Where the word "Texas" occurs in a line, return that line.

- _Items from a dataset_:

--- Start ---

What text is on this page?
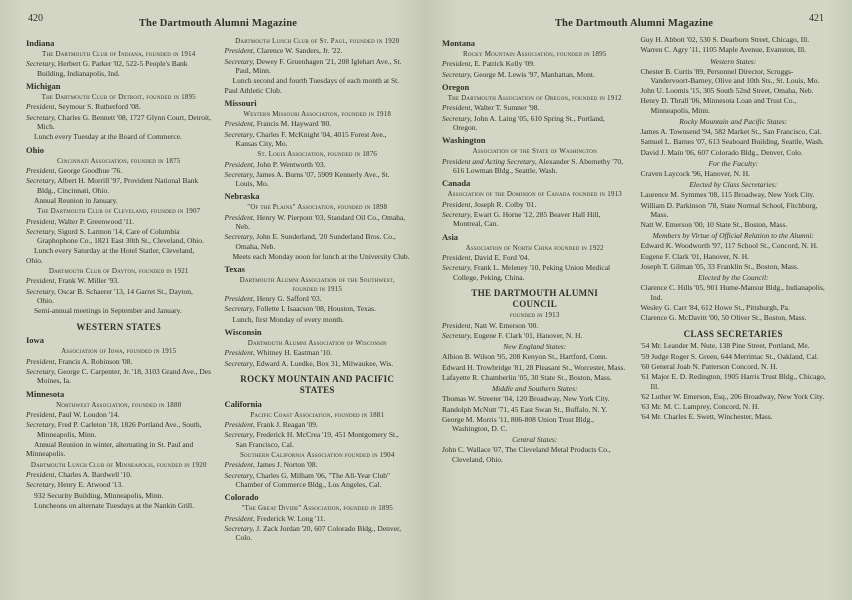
420	The Dartmouth Alumni Magazine
Indiana
The Dartmouth Club of Indiana, founded in 1914
Secretary, Herbert G. Parker '02, 522-5 People's Bank Building, Indianapolis, Ind.
Michigan
The Dartmouth Club of Detroit, founded in 1895
President, Seymour S. Rutherford '08.
Secretary, Charles G. Bennett '08, 1727 Glynn Court, Detroit, Mich.
Lunch every Tuesday at the Board of Commerce.
Ohio
Cincinnati Association, founded in 1875
President, George Goodhue '76.
Secretary, Albert H. Morrill '97, Provident National Bank Bldg., Cincinnati, Ohio.
Annual Reunion in January.
The Dartmouth Club of Cleveland, founded in 1907
President, Walter P. Greenwood '11.
Secretary, Sigurd S. Larmon '14, Care of Columbia Graphophone Co., 1821 East 30th St., Cleveland, Ohio.
Lunch every Saturday at the Hotel Statler, Cleveland, Ohio.
Dartmouth Club of Dayton, founded in 1921
President, Frank W. Miller '93.
Secretary, Oscar B. Schaerer '13, 14 Garret St., Dayton, Ohio.
Semi-annual meetings in September and January.
WESTERN STATES
Iowa
Association of Iowa, founded in 1915
President, Francis A. Robinson '08.
Secretary, George C. Carpenter, Jr. '18, 3103 Grand Ave., Des Moines, Ia.
Minnesota
Northwest Association, founded in 1880
President, Paul W. Loudon '14.
Secretary, Fred P. Carleton '18, 1826 Portland Ave., South, Minneapolis, Minn.
Annual Reunion in winter, alternating in St. Paul and Minneapolis.
Dartmouth Lunch Club of Minneapolis, founded in 1920
President, Charles A. Bardwell '10.
Secretary, Henry E. Atwood '13.
932 Security Building, Minneapolis, Minn.
Luncheons on alternate Tuesdays at the Nankin Grill.
Dartmouth Lunch Club of St. Paul, founded in 1920
President, Clarence W. Sanders, Jr. '22.
Secretary, Dewey F. Gruenhagen '21, 208 Iglehart Ave., St. Paul, Minn.
Lunch second and fourth Tuesdays of each month at St. Paul Athletic Club.
Missouri
Western Missouri Association, founded in 1918
President, Francis M. Hayward '80.
Secretary, Charles F. McKnight '04, 4015 Forest Ave., Kansas City, Mo.
St. Louis Association, founded in 1876
President, John P. Wentworth '03.
Secretary, James A. Burns '07, 5909 Kennerly Ave., St. Louis, Mo.
Nebraska
"Of the Plains" Association, founded in 1898
President, Henry W. Pierpont '03, Standard Oil Co., Omaha, Neb.
Secretary, John E. Sunderland, '20 Sunderland Bros. Co., Omaha, Neb.
Meets each Monday noon for lunch at the University Club.
Texas
Dartmouth Alumni Association of the Southwest, founded in 1915
President, Henry G. Safford '03.
Secretary, Follette I. Isaacson '08, Houston, Texas.
Lunch, first Monday of every month.
Wisconsin
Dartmouth Alumni Association of Wisconsin
President, Whitney H. Eastman '10.
Secretary, Edward A. Luedke, Box 31, Milwaukee, Wis.
ROCKY MOUNTAIN AND PACIFIC STATES
California
Pacific Coast Association, founded in 1881
President, Frank J. Reagan '09.
Secretary, Frederick H. McCrea '19, 451 Montgomery St., San Francisco, Cal.
Southern California Association founded in 1904
President, James J. Norton '08.
Secretary, Charles G. Milham '06, "The All-Year Club" Chamber of Commerce Bldg., Los Angeles, Cal.
Colorado
"The Great Divide" Association, founded in 1895
President, Frederick W. Long '11.
Secretary, J. Zack Jordan '20, 607 Colorado Bldg., Denver, Colo.
The Dartmouth Alumni Magazine	421
Montana
Rocky Mountain Association, founded in 1895
President, E. Patrick Kelly '09.
Secretary, George M. Lewis '97, Manhattan, Mont.
Oregon
The Dartmouth Association of Oregon, founded in 1912
President, Walter T. Sumner '98.
Secretary, John A. Laing '05, 610 Spring St., Portland, Oregon.
Washington
Association of the State of Washington
President and Acting Secretary, Alexander S. Abernethy '70, 616 Lowman Bldg., Seattle, Wash.
Canada
Association of the Dominion of Canada founded in 1913
President, Joseph R. Colby '01.
Secretary, Ewart G. Horne '12, 285 Beaver Hall Hill, Montreal, Can.
Asia
Association of North China founded in 1922
President, David E. Ford '04.
Secretary, Frank L. Meleney '10, Peking Union Medical College, Peking, China.
THE DARTMOUTH ALUMNI COUNCIL
founded in 1913
President, Natt W. Emerson '00.
Secretary, Eugene F. Clark '01, Hanover, N. H.
New England States:
Albion B. Wilson '95, 208 Kenyon St., Hartford, Conn.
Edward H. Trowbridge '81, 28 Pleasant St., Worcester, Mass.
Lafayette R. Chamberlin '05, 30 State St., Boston, Mass.
Middle and Southern States:
Thomas W. Streeter '04, 120 Broadway, New York City.
Randolph McNutt '71, 45 East Swan St., Buffalo, N. Y.
George M. Morris '11, 806-808 Union Trust Bldg., Washington, D. C.
Central States:
John C. Wallace '07, The Cleveland Metal Products Co., Cleveland, Ohio.
Guy H. Abbott '02, 530 S. Dearborn Street, Chicago, Ill.
Warren C. Agry '11, 1105 Maple Avenue, Evanston, Ill.
Western States:
Chester B. Curtis '89, Personnel Director, Scruggs-Vandervoort-Barney, Olive and 10th Sts., St. Louis, Mo.
John U. Loomis '15, 305 South 52nd Street, Omaha, Neb.
Henry D. Thrall '06, Minnesota Loan and Trust Co., Minneapolis, Minn.
Rocky Mountain and Pacific States:
James A. Townsend '94, 582 Market St., San Francisco, Cal.
Samuel L. Barnes '07, 613 Seaboard Building, Seattle, Wash.
David J. Main '06, 607 Colorado Bldg., Denver, Colo.
For the Faculty:
Craven Laycock '96, Hanover, N. H.
Elected by Class Secretaries:
Laurence M. Symmes '08, 115 Broadway, New York City.
William D. Parkinson '78, State Normal School, Fitchburg, Mass.
Natt W. Emerson '00, 10 State St., Boston, Mass.
Members by Virtue of Official Relation to the Alumni:
Edward K. Woodworth '97, 117 School St., Concord, N. H.
Eugene F. Clark '01, Hanover, N. H.
Joseph T. Gilman '05, 33 Franklin St., Boston, Mass.
Elected by the Council:
Clarence C. Hills '05, 901 Hume-Mansur Bldg., Indianapolis, Ind.
Wesley G. Carr '84, 612 Howe St., Pittsburgh, Pa.
Clarence G. McDavitt '00, 50 Oliver St., Boston, Mass.
CLASS SECRETARIES
'54 Mr. Leander M. Nute, 138 Pine Street, Portland, Me.
'59 Judge Roger S. Green, 644 Merrimac St., Oakland, Cal.
'60 General Joab N. Patterson Concord, N. H.
'61 Major E. D. Redington, 1905 Harris Trust Bldg., Chicago, Ill.
'62 Luther W. Emerson, Esq., 206 Broadway, New York City.
'63 Mr. M. C. Lamprey, Concord, N. H.
'64 Mr. Charles E. Swett, Winchester, Mass.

--- End ---

- _WORKED SOLUTION_:
Texas
Secretary, Follette I. Isaacson '08, Houston, Texas.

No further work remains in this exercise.